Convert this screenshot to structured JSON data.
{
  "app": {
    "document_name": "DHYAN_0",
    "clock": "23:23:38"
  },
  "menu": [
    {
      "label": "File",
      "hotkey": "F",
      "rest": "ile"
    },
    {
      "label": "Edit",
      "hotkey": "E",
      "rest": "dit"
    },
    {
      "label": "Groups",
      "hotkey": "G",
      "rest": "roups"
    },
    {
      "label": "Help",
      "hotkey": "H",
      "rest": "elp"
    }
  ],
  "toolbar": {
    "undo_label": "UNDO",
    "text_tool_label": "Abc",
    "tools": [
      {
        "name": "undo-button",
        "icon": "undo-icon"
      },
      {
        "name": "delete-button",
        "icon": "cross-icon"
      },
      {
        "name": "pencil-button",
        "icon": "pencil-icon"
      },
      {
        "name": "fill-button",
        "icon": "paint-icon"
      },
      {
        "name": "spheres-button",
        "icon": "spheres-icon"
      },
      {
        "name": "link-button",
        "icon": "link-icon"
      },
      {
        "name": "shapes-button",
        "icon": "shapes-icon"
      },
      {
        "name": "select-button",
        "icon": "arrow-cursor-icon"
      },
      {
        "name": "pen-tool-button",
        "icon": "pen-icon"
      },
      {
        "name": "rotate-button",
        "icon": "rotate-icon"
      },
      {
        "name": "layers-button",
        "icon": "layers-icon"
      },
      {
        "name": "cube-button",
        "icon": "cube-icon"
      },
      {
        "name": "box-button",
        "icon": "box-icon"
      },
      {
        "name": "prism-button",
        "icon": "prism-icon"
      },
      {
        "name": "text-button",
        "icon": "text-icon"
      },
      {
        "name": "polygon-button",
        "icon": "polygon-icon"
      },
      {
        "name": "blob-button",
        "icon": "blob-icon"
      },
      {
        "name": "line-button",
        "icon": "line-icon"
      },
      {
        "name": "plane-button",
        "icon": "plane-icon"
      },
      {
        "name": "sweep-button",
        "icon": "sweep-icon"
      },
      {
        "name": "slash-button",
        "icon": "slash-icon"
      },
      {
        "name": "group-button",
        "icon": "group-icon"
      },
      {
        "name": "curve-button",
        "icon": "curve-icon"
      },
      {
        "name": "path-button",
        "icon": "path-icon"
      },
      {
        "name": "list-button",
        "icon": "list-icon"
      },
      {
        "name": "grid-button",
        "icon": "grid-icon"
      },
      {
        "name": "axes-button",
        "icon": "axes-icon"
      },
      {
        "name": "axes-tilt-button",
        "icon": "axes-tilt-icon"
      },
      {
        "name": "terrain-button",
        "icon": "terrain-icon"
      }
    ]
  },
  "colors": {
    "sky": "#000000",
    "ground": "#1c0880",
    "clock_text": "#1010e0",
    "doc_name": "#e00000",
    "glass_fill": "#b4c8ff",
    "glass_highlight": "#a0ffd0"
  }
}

GIVEN TASK: Copy the material above, line for line.

FINISHED ANSWER:
Convert this screenshot to structured JSON data.
{
  "app": {
    "document_name": "DHYAN_0",
    "clock": "23:23:38"
  },
  "menu": [
    {
      "label": "File",
      "hotkey": "F",
      "rest": "ile"
    },
    {
      "label": "Edit",
      "hotkey": "E",
      "rest": "dit"
    },
    {
      "label": "Groups",
      "hotkey": "G",
      "rest": "roups"
    },
    {
      "label": "Help",
      "hotkey": "H",
      "rest": "elp"
    }
  ],
  "toolbar": {
    "undo_label": "UNDO",
    "text_tool_label": "Abc",
    "tools": [
      {
        "name": "undo-button",
        "icon": "undo-icon"
      },
      {
        "name": "delete-button",
        "icon": "cross-icon"
      },
      {
        "name": "pencil-button",
        "icon": "pencil-icon"
      },
      {
        "name": "fill-button",
        "icon": "paint-icon"
      },
      {
        "name": "spheres-button",
        "icon": "spheres-icon"
      },
      {
        "name": "link-button",
        "icon": "link-icon"
      },
      {
        "name": "shapes-button",
        "icon": "shapes-icon"
      },
      {
        "name": "select-button",
        "icon": "arrow-cursor-icon"
      },
      {
        "name": "pen-tool-button",
        "icon": "pen-icon"
      },
      {
        "name": "rotate-button",
        "icon": "rotate-icon"
      },
      {
        "name": "layers-button",
        "icon": "layers-icon"
      },
      {
        "name": "cube-button",
        "icon": "cube-icon"
      },
      {
        "name": "box-button",
        "icon": "box-icon"
      },
      {
        "name": "prism-button",
        "icon": "prism-icon"
      },
      {
        "name": "text-button",
        "icon": "text-icon"
      },
      {
        "name": "polygon-button",
        "icon": "polygon-icon"
      },
      {
        "name": "blob-button",
        "icon": "blob-icon"
      },
      {
        "name": "line-button",
        "icon": "line-icon"
      },
      {
        "name": "plane-button",
        "icon": "plane-icon"
      },
      {
        "name": "sweep-button",
        "icon": "sweep-icon"
      },
      {
        "name": "slash-button",
        "icon": "slash-icon"
      },
      {
        "name": "group-button",
        "icon": "group-icon"
      },
      {
        "name": "curve-button",
        "icon": "curve-icon"
      },
      {
        "name": "path-button",
        "icon": "path-icon"
      },
      {
        "name": "list-button",
        "icon": "list-icon"
      },
      {
        "name": "grid-button",
        "icon": "grid-icon"
      },
      {
        "name": "axes-button",
        "icon": "axes-icon"
      },
      {
        "name": "axes-tilt-button",
        "icon": "axes-tilt-icon"
      },
      {
        "name": "terrain-button",
        "icon": "terrain-icon"
      }
    ]
  },
  "colors": {
    "sky": "#000000",
    "ground": "#1c0880",
    "clock_text": "#1010e0",
    "doc_name": "#e00000",
    "glass_fill": "#b4c8ff",
    "glass_highlight": "#a0ffd0"
  }
}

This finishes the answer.